• _TASK REQUIREMENTS_: Every line of the records must be repeated exactly; pictures stay out.

Structured figure records
================================
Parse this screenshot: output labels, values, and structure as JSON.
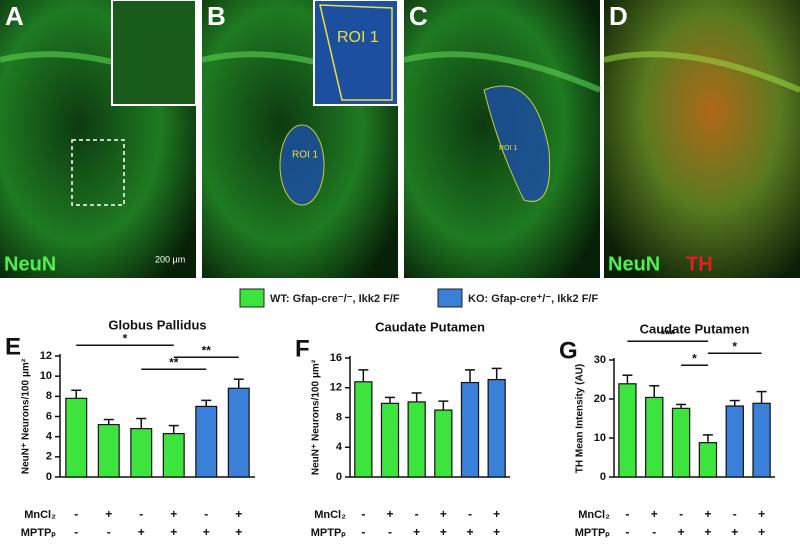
{
  "images": [
    {
      "letter": "A",
      "texts": [
        "NeuN",
        "200 μm"
      ]
    },
    {
      "letter": "B",
      "texts": [
        "ROI 1",
        "ROI 1"
      ]
    },
    {
      "letter": "C",
      "texts": [
        "ROI 1"
      ]
    },
    {
      "letter": "D",
      "texts": [
        "NeuN",
        "TH"
      ]
    }
  ],
  "legend": [
    {
      "name": "WT: Gfap-cre⁻/⁻, Ikk2 F/F",
      "color": "#3ee43e"
    },
    {
      "name": "KO: Gfap-cre⁺/⁻, Ikk2 F/F",
      "color": "#3a7fd8"
    }
  ],
  "chart_data": [
    {
      "type": "bar",
      "letter": "E",
      "title": "Globus Pallidus",
      "y_label": "NeuN⁺ Neurons/100 μm²",
      "values": [
        7.8,
        5.2,
        4.8,
        4.3,
        7.0,
        8.8
      ],
      "errors": [
        0.8,
        0.5,
        1.0,
        0.8,
        0.6,
        0.9
      ],
      "colors": [
        "#3ee43e",
        "#3ee43e",
        "#3ee43e",
        "#3ee43e",
        "#3a7fd8",
        "#3a7fd8"
      ],
      "ylim": [
        0,
        12
      ],
      "yticks": [
        0,
        2,
        4,
        6,
        8,
        10,
        12
      ],
      "treatments": [
        {
          "name": "MnCl₂",
          "signs": [
            "-",
            "+",
            "-",
            "+",
            "-",
            "+"
          ]
        },
        {
          "name": "MPTPₚ",
          "signs": [
            "-",
            "-",
            "+",
            "+",
            "+",
            "+"
          ]
        }
      ],
      "brackets": [
        {
          "from": 0,
          "to": 3,
          "label": "*"
        },
        {
          "from": 2,
          "to": 4,
          "label": "**"
        },
        {
          "from": 3,
          "to": 5,
          "label": "**"
        }
      ]
    },
    {
      "type": "bar",
      "letter": "F",
      "title": "Caudate Putamen",
      "y_label": "NeuN⁺ Neurons/100 μm²",
      "values": [
        12.8,
        9.9,
        10.1,
        9.0,
        12.7,
        13.1
      ],
      "errors": [
        1.6,
        0.8,
        1.2,
        1.2,
        1.7,
        1.5
      ],
      "colors": [
        "#3ee43e",
        "#3ee43e",
        "#3ee43e",
        "#3ee43e",
        "#3a7fd8",
        "#3a7fd8"
      ],
      "ylim": [
        0,
        16
      ],
      "yticks": [
        0,
        4,
        8,
        12,
        16
      ],
      "treatments": [
        {
          "name": "MnCl₂",
          "signs": [
            "-",
            "+",
            "-",
            "+",
            "-",
            "+"
          ]
        },
        {
          "name": "MPTPₚ",
          "signs": [
            "-",
            "-",
            "+",
            "+",
            "+",
            "+"
          ]
        }
      ],
      "brackets": []
    },
    {
      "type": "bar",
      "letter": "G",
      "title": "Caudate Putamen",
      "y_label": "TH Mean Intensity (AU)",
      "values": [
        23.9,
        20.4,
        17.6,
        8.8,
        18.2,
        18.9
      ],
      "errors": [
        2.2,
        3.0,
        1.0,
        2.0,
        1.4,
        3.0
      ],
      "colors": [
        "#3ee43e",
        "#3ee43e",
        "#3ee43e",
        "#3ee43e",
        "#3a7fd8",
        "#3a7fd8"
      ],
      "ylim": [
        0,
        30
      ],
      "yticks": [
        0,
        10,
        20,
        30
      ],
      "treatments": [
        {
          "name": "MnCl₂",
          "signs": [
            "-",
            "+",
            "-",
            "+",
            "-",
            "+"
          ]
        },
        {
          "name": "MPTPₚ",
          "signs": [
            "-",
            "-",
            "+",
            "+",
            "+",
            "+"
          ]
        }
      ],
      "brackets": [
        {
          "from": 0,
          "to": 3,
          "label": "***"
        },
        {
          "from": 2,
          "to": 3,
          "label": "*"
        },
        {
          "from": 3,
          "to": 5,
          "label": "*"
        }
      ]
    }
  ]
}
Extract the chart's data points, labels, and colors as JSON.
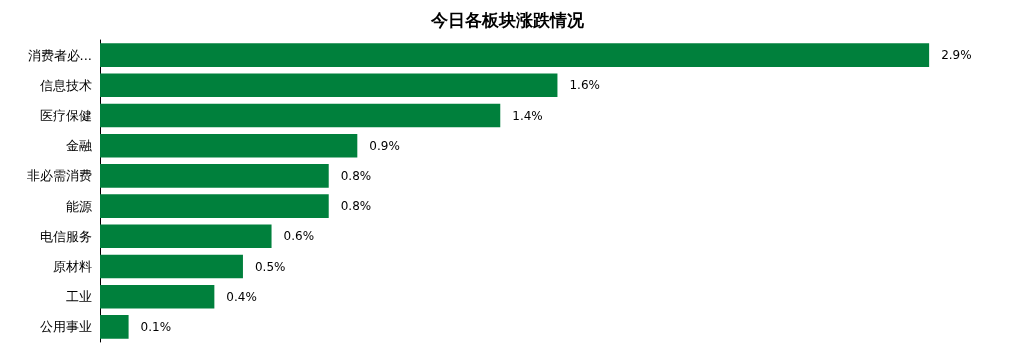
{
  "chart_data": {
    "type": "bar",
    "orientation": "horizontal",
    "title": "今日各板块涨跌情况",
    "categories": [
      "消费者必...",
      "信息技术",
      "医疗保健",
      "金融",
      "非必需消费",
      "能源",
      "电信服务",
      "原材料",
      "工业",
      "公用事业"
    ],
    "values": [
      2.9,
      1.6,
      1.4,
      0.9,
      0.8,
      0.8,
      0.6,
      0.5,
      0.4,
      0.1
    ],
    "value_labels": [
      "2.9%",
      "1.6%",
      "1.4%",
      "0.9%",
      "0.8%",
      "0.8%",
      "0.6%",
      "0.5%",
      "0.4%",
      "0.1%"
    ],
    "color": "#00803c"
  }
}
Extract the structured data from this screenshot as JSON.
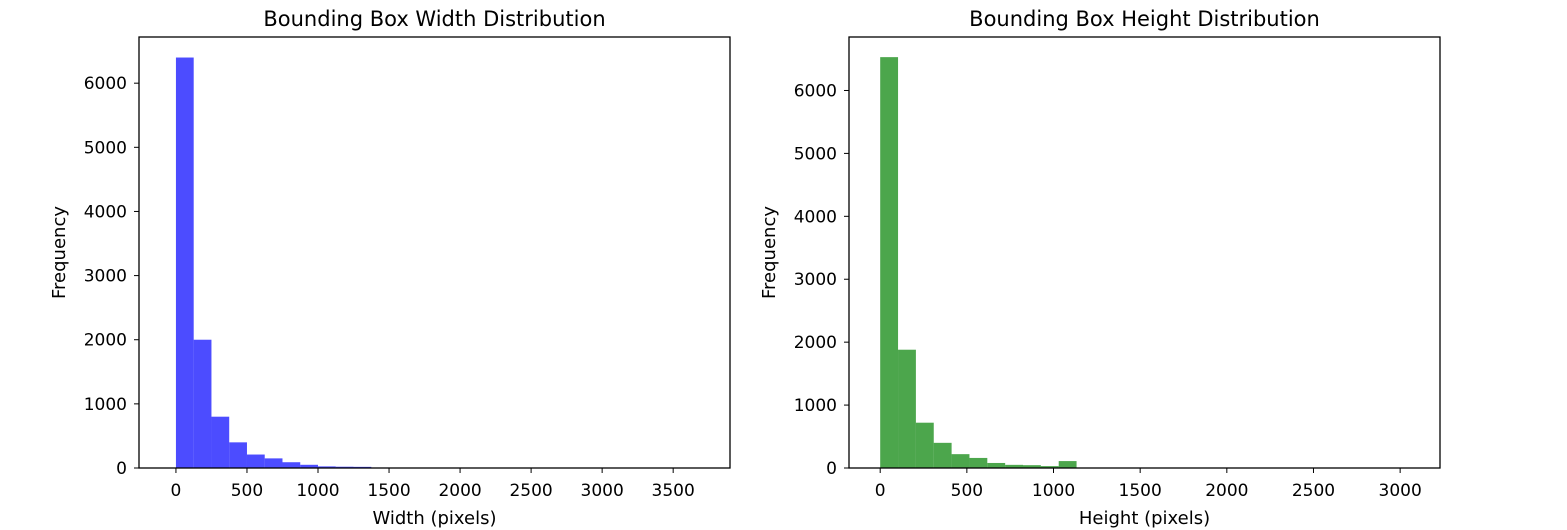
{
  "chart_data": [
    {
      "type": "bar",
      "title": "Bounding Box Width Distribution",
      "xlabel": "Width (pixels)",
      "ylabel": "Frequency",
      "xlim": [
        -260,
        3900
      ],
      "ylim": [
        0,
        6720
      ],
      "xticks": [
        0,
        500,
        1000,
        1500,
        2000,
        2500,
        3000,
        3500
      ],
      "yticks": [
        0,
        1000,
        2000,
        3000,
        4000,
        5000,
        6000
      ],
      "bin_width": 125,
      "bin_start": 0,
      "values": [
        6400,
        2000,
        800,
        400,
        210,
        150,
        90,
        50,
        25,
        20,
        18,
        8,
        5,
        3,
        2,
        2,
        1,
        1,
        1,
        1,
        1,
        1,
        1,
        1,
        1,
        1,
        1,
        1,
        1,
        1
      ],
      "color": "#0000ff",
      "opacity": 0.7,
      "grid": false,
      "legend": "none"
    },
    {
      "type": "bar",
      "title": "Bounding Box Height Distribution",
      "xlabel": "Height (pixels)",
      "ylabel": "Frequency",
      "xlim": [
        -180,
        3230
      ],
      "ylim": [
        0,
        6850
      ],
      "xticks": [
        0,
        500,
        1000,
        1500,
        2000,
        2500,
        3000
      ],
      "yticks": [
        0,
        1000,
        2000,
        3000,
        4000,
        5000,
        6000
      ],
      "bin_width": 103,
      "bin_start": 0,
      "values": [
        6530,
        1880,
        720,
        400,
        220,
        160,
        80,
        50,
        45,
        30,
        110,
        3,
        2,
        2,
        1,
        1,
        1,
        1,
        1,
        1,
        1,
        1,
        1,
        1,
        1,
        1,
        1,
        1,
        1,
        1
      ],
      "color": "#008000",
      "opacity": 0.7,
      "grid": false,
      "legend": "none"
    }
  ]
}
================================
• _FINAL RESULT_:
Parse this screenshot: output labels, values, and structure as JSON.
{
  "images": [
    {
      "letter": "A",
      "texts": [
        "NeuN",
        "200 μm"
      ]
    },
    {
      "letter": "B",
      "texts": [
        "ROI 1",
        "ROI 1"
      ]
    },
    {
      "letter": "C",
      "texts": [
        "ROI 1"
      ]
    },
    {
      "letter": "D",
      "texts": [
        "NeuN",
        "TH"
      ]
    }
  ],
  "legend": [
    {
      "name": "WT: Gfap-cre⁻/⁻, Ikk2 F/F",
      "color": "#3ee43e"
    },
    {
      "name": "KO: Gfap-cre⁺/⁻, Ikk2 F/F",
      "color": "#3a7fd8"
    }
  ],
  "chart_data": [
    {
      "type": "bar",
      "letter": "E",
      "title": "Globus Pallidus",
      "y_label": "NeuN⁺ Neurons/100 μm²",
      "values": [
        7.8,
        5.2,
        4.8,
        4.3,
        7.0,
        8.8
      ],
      "errors": [
        0.8,
        0.5,
        1.0,
        0.8,
        0.6,
        0.9
      ],
      "colors": [
        "#3ee43e",
        "#3ee43e",
        "#3ee43e",
        "#3ee43e",
        "#3a7fd8",
        "#3a7fd8"
      ],
      "ylim": [
        0,
        12
      ],
      "yticks": [
        0,
        2,
        4,
        6,
        8,
        10,
        12
      ],
      "treatments": [
        {
          "name": "MnCl₂",
          "signs": [
            "-",
            "+",
            "-",
            "+",
            "-",
            "+"
          ]
        },
        {
          "name": "MPTPₚ",
          "signs": [
            "-",
            "-",
            "+",
            "+",
            "+",
            "+"
          ]
        }
      ],
      "brackets": [
        {
          "from": 0,
          "to": 3,
          "label": "*"
        },
        {
          "from": 2,
          "to": 4,
          "label": "**"
        },
        {
          "from": 3,
          "to": 5,
          "label": "**"
        }
      ]
    },
    {
      "type": "bar",
      "letter": "F",
      "title": "Caudate Putamen",
      "y_label": "NeuN⁺ Neurons/100 μm²",
      "values": [
        12.8,
        9.9,
        10.1,
        9.0,
        12.7,
        13.1
      ],
      "errors": [
        1.6,
        0.8,
        1.2,
        1.2,
        1.7,
        1.5
      ],
      "colors": [
        "#3ee43e",
        "#3ee43e",
        "#3ee43e",
        "#3ee43e",
        "#3a7fd8",
        "#3a7fd8"
      ],
      "ylim": [
        0,
        16
      ],
      "yticks": [
        0,
        4,
        8,
        12,
        16
      ],
      "treatments": [
        {
          "name": "MnCl₂",
          "signs": [
            "-",
            "+",
            "-",
            "+",
            "-",
            "+"
          ]
        },
        {
          "name": "MPTPₚ",
          "signs": [
            "-",
            "-",
            "+",
            "+",
            "+",
            "+"
          ]
        }
      ],
      "brackets": []
    },
    {
      "type": "bar",
      "letter": "G",
      "title": "Caudate Putamen",
      "y_label": "TH Mean Intensity (AU)",
      "values": [
        23.9,
        20.4,
        17.6,
        8.8,
        18.2,
        18.9
      ],
      "errors": [
        2.2,
        3.0,
        1.0,
        2.0,
        1.4,
        3.0
      ],
      "colors": [
        "#3ee43e",
        "#3ee43e",
        "#3ee43e",
        "#3ee43e",
        "#3a7fd8",
        "#3a7fd8"
      ],
      "ylim": [
        0,
        30
      ],
      "yticks": [
        0,
        10,
        20,
        30
      ],
      "treatments": [
        {
          "name": "MnCl₂",
          "signs": [
            "-",
            "+",
            "-",
            "+",
            "-",
            "+"
          ]
        },
        {
          "name": "MPTPₚ",
          "signs": [
            "-",
            "-",
            "+",
            "+",
            "+",
            "+"
          ]
        }
      ],
      "brackets": [
        {
          "from": 0,
          "to": 3,
          "label": "***"
        },
        {
          "from": 2,
          "to": 3,
          "label": "*"
        },
        {
          "from": 3,
          "to": 5,
          "label": "*"
        }
      ]
    }
  ]
}
Extract the chart's data points, labels, and colors as JSON.
{
  "chart_data": {
    "type": "bar",
    "orientation": "horizontal",
    "title": "今日各板块涨跌情况",
    "categories": [
      "消费者必...",
      "信息技术",
      "医疗保健",
      "金融",
      "非必需消费",
      "能源",
      "电信服务",
      "原材料",
      "工业",
      "公用事业"
    ],
    "values": [
      2.9,
      1.6,
      1.4,
      0.9,
      0.8,
      0.8,
      0.6,
      0.5,
      0.4,
      0.1
    ],
    "value_labels": [
      "2.9%",
      "1.6%",
      "1.4%",
      "0.9%",
      "0.8%",
      "0.8%",
      "0.6%",
      "0.5%",
      "0.4%",
      "0.1%"
    ],
    "color": "#00803c"
  }
}
Extract the structured data from this screenshot as JSON.
{
  "chart_data": [
    {
      "type": "bar",
      "title": "Bounding Box Width Distribution",
      "xlabel": "Width (pixels)",
      "ylabel": "Frequency",
      "xlim": [
        -260,
        3900
      ],
      "ylim": [
        0,
        6720
      ],
      "xticks": [
        0,
        500,
        1000,
        1500,
        2000,
        2500,
        3000,
        3500
      ],
      "yticks": [
        0,
        1000,
        2000,
        3000,
        4000,
        5000,
        6000
      ],
      "bin_width": 125,
      "bin_start": 0,
      "values": [
        6400,
        2000,
        800,
        400,
        210,
        150,
        90,
        50,
        25,
        20,
        18,
        8,
        5,
        3,
        2,
        2,
        1,
        1,
        1,
        1,
        1,
        1,
        1,
        1,
        1,
        1,
        1,
        1,
        1,
        1
      ],
      "color": "#0000ff",
      "opacity": 0.7,
      "grid": false,
      "legend": "none"
    },
    {
      "type": "bar",
      "title": "Bounding Box Height Distribution",
      "xlabel": "Height (pixels)",
      "ylabel": "Frequency",
      "xlim": [
        -180,
        3230
      ],
      "ylim": [
        0,
        6850
      ],
      "xticks": [
        0,
        500,
        1000,
        1500,
        2000,
        2500,
        3000
      ],
      "yticks": [
        0,
        1000,
        2000,
        3000,
        4000,
        5000,
        6000
      ],
      "bin_width": 103,
      "bin_start": 0,
      "values": [
        6530,
        1880,
        720,
        400,
        220,
        160,
        80,
        50,
        45,
        30,
        110,
        3,
        2,
        2,
        1,
        1,
        1,
        1,
        1,
        1,
        1,
        1,
        1,
        1,
        1,
        1,
        1,
        1,
        1,
        1
      ],
      "color": "#008000",
      "opacity": 0.7,
      "grid": false,
      "legend": "none"
    }
  ]
}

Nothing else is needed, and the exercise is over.